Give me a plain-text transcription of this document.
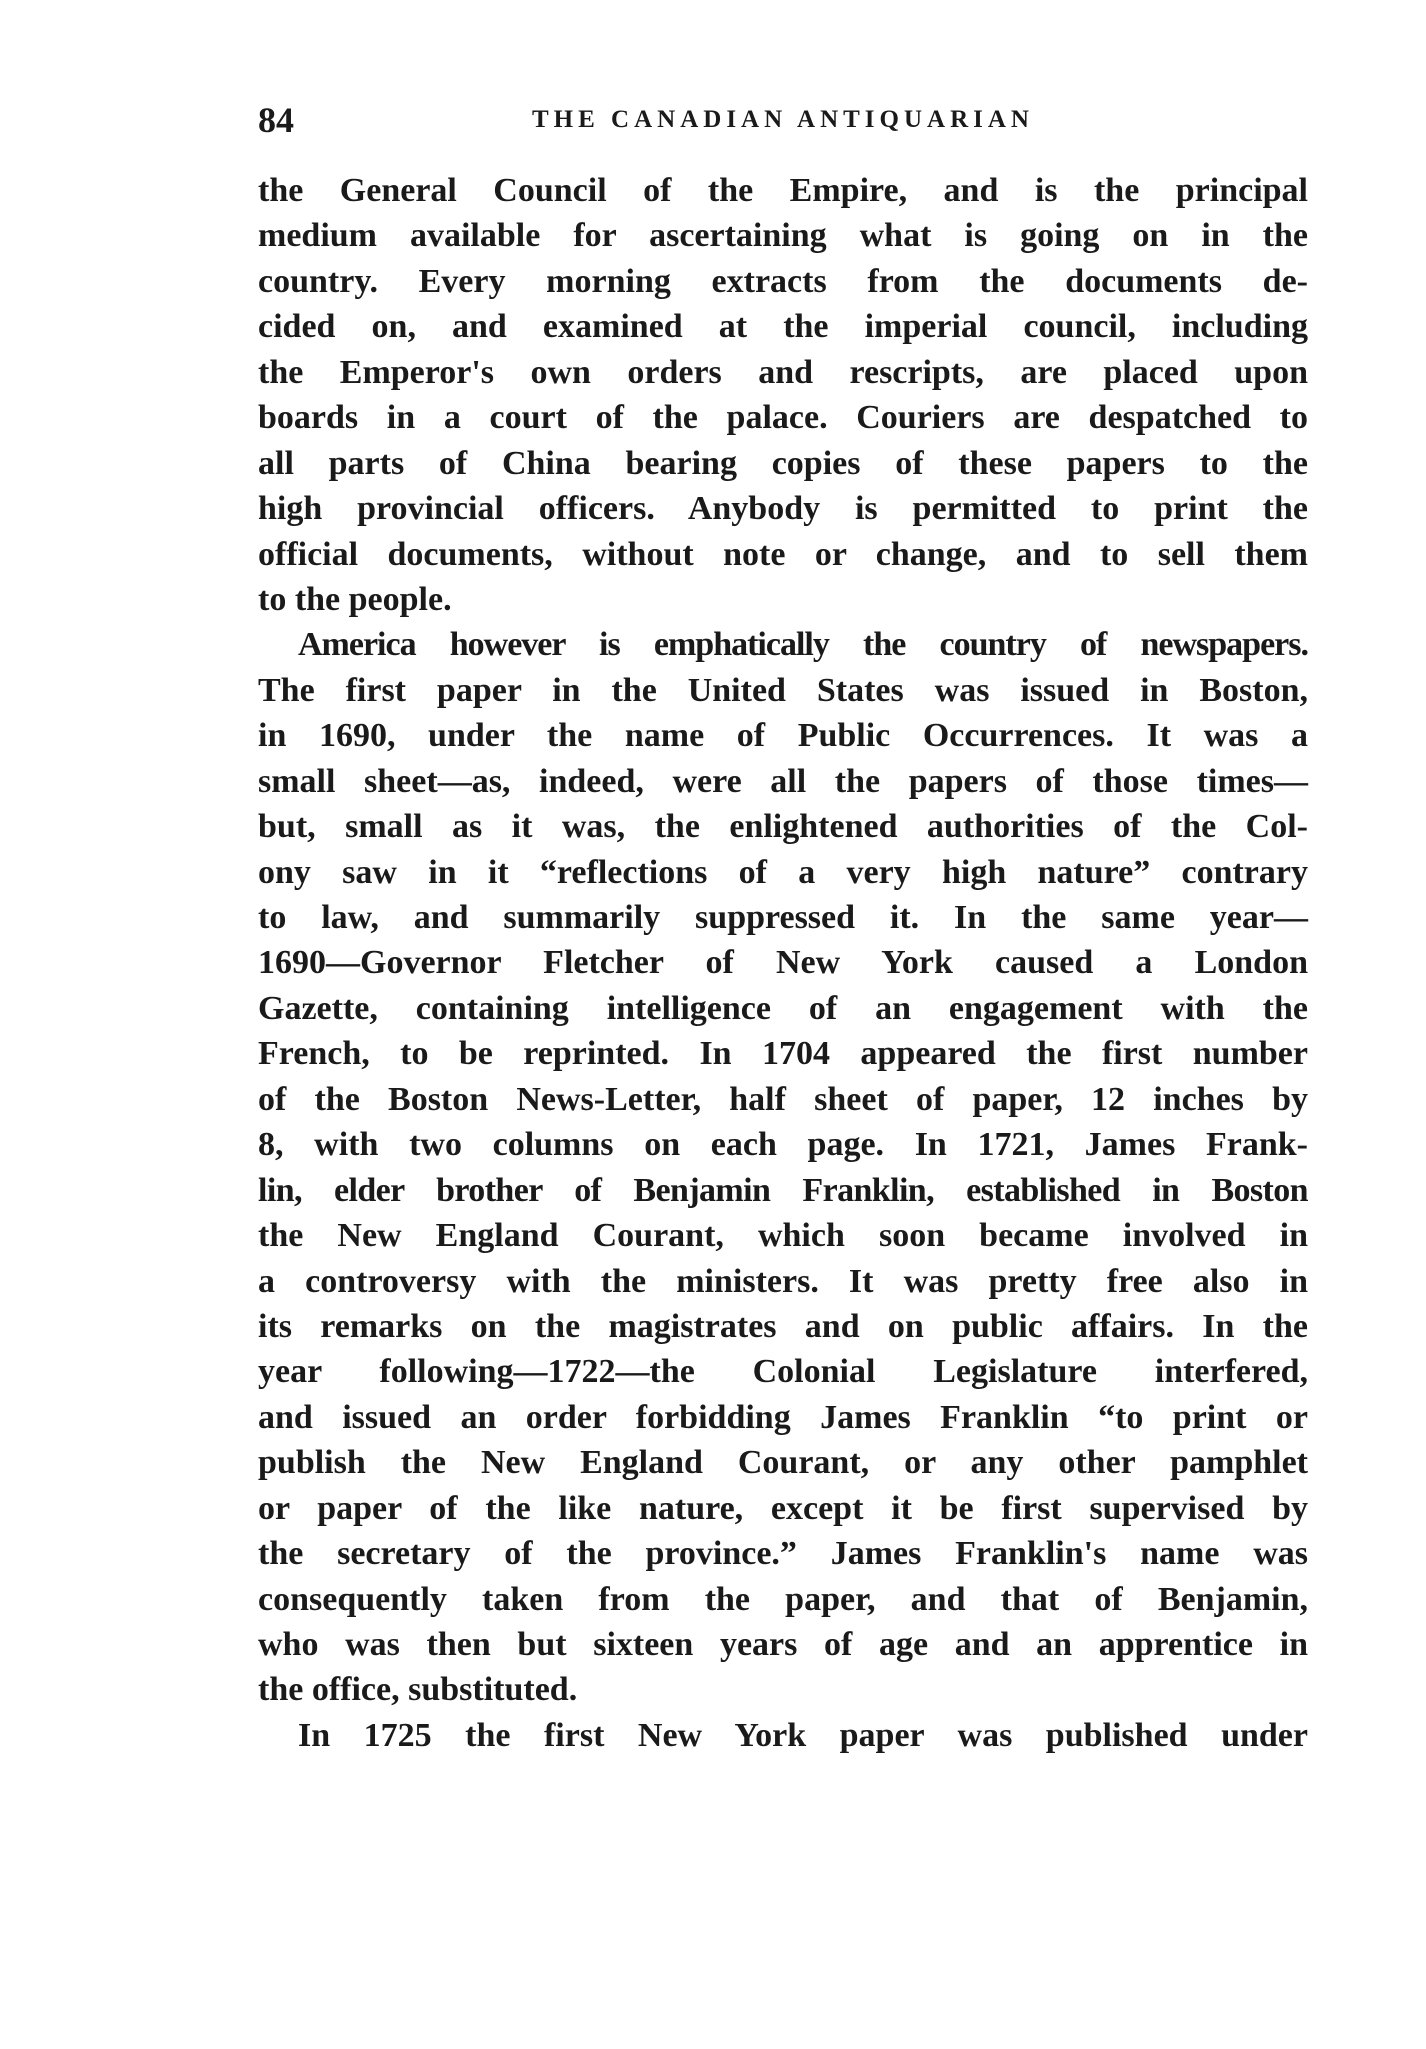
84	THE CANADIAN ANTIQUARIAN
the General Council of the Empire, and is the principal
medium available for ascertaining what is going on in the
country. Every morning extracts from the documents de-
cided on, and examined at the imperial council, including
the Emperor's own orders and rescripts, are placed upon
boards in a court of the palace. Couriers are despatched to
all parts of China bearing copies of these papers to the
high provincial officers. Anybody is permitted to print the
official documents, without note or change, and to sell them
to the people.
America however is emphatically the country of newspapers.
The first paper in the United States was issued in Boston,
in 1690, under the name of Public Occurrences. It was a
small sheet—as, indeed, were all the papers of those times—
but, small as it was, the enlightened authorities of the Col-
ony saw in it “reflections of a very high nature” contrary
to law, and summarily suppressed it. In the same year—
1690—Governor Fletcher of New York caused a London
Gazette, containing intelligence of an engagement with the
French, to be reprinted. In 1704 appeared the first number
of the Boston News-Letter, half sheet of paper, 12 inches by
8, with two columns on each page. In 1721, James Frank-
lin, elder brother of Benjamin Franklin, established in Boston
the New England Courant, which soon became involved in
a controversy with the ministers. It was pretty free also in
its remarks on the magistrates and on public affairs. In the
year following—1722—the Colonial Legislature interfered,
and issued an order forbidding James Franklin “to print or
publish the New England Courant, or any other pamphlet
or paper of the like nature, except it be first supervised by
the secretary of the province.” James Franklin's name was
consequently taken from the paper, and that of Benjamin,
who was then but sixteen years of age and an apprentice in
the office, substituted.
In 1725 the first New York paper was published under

» **Aim**:
Gather from the entries above all lines that include the string "Franklin".

» **Output of the exercise**:
lin, elder brother of Benjamin Franklin, established in Boston
and issued an order forbidding James Franklin “to print or
the secretary of the province.” James Franklin's name was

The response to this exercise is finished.